Request –
Type every record exactly as it appears.

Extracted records
* * * * * * * * *

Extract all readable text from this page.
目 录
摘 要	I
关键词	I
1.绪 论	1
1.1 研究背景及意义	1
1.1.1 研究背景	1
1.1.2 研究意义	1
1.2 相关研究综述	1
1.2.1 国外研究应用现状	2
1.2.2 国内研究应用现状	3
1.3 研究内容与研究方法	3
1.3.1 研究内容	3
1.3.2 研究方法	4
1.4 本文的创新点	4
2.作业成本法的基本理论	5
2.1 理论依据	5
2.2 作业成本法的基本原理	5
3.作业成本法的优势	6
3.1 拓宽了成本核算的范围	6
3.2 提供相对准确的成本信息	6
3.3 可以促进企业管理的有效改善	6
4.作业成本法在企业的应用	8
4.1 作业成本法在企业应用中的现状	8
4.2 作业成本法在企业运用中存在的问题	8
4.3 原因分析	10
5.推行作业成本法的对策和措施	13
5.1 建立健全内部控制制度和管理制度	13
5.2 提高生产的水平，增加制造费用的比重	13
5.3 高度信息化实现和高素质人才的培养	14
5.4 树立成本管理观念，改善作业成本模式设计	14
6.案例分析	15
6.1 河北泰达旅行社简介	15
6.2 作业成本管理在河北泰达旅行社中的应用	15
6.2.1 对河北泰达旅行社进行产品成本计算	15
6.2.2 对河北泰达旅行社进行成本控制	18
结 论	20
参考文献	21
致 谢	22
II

* * * * * * * * *

Result for this exercise –
Extract all readable text from this page.
目 录
摘 要	I
关键词	I
1.绪 论	1
1.1 研究背景及意义	1
1.1.1 研究背景	1
1.1.2 研究意义	1
1.2 相关研究综述	1
1.2.1 国外研究应用现状	2
1.2.2 国内研究应用现状	3
1.3 研究内容与研究方法	3
1.3.1 研究内容	3
1.3.2 研究方法	4
1.4 本文的创新点	4
2.作业成本法的基本理论	5
2.1 理论依据	5
2.2 作业成本法的基本原理	5
3.作业成本法的优势	6
3.1 拓宽了成本核算的范围	6
3.2 提供相对准确的成本信息	6
3.3 可以促进企业管理的有效改善	6
4.作业成本法在企业的应用	8
4.1 作业成本法在企业应用中的现状	8
4.2 作业成本法在企业运用中存在的问题	8
4.3 原因分析	10
5.推行作业成本法的对策和措施	13
5.1 建立健全内部控制制度和管理制度	13
5.2 提高生产的水平，增加制造费用的比重	13
5.3 高度信息化实现和高素质人才的培养	14
5.4 树立成本管理观念，改善作业成本模式设计	14
6.案例分析	15
6.1 河北泰达旅行社简介	15
6.2 作业成本管理在河北泰达旅行社中的应用	15
6.2.1 对河北泰达旅行社进行产品成本计算	15
6.2.2 对河北泰达旅行社进行成本控制	18
结 论	20
参考文献	21
致 谢	22
II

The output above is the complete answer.